-------- SUPPLIED MATERIAL

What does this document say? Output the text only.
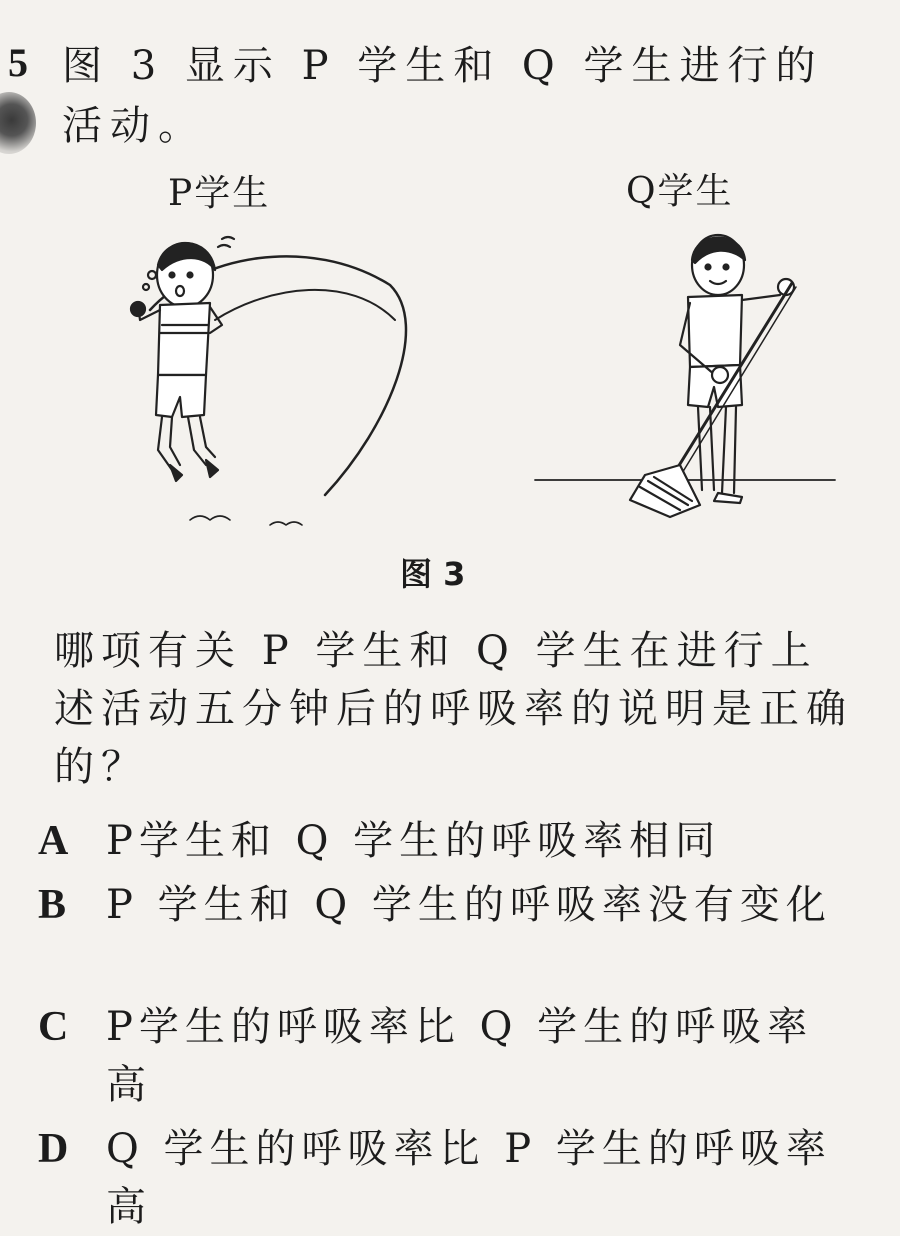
5 图 3 显示 P 学生和 Q 学生进行的活动。
P学生	Q学生
图 3
哪项有关 P 学生和 Q 学生在进行上述活动五分钟后的呼吸率的说明是正确的？
A P学生和 Q 学生的呼吸率相同
B P 学生和 Q 学生的呼吸率没有变化
C P学生的呼吸率比 Q 学生的呼吸率高
D Q 学生的呼吸率比 P 学生的呼吸率高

----------------

WHAT THE TASK REQUIRES -
Repeat the records above verbatim, with no pictures in the result.

SOLUTION FOR THIS EXERCISE -
What does this document say? Output the text only.
5 图 3 显示 P 学生和 Q 学生进行的活动。
P学生	Q学生
图 3
哪项有关 P 学生和 Q 学生在进行上述活动五分钟后的呼吸率的说明是正确的？
A P学生和 Q 学生的呼吸率相同
B P 学生和 Q 学生的呼吸率没有变化
C P学生的呼吸率比 Q 学生的呼吸率高
D Q 学生的呼吸率比 P 学生的呼吸率高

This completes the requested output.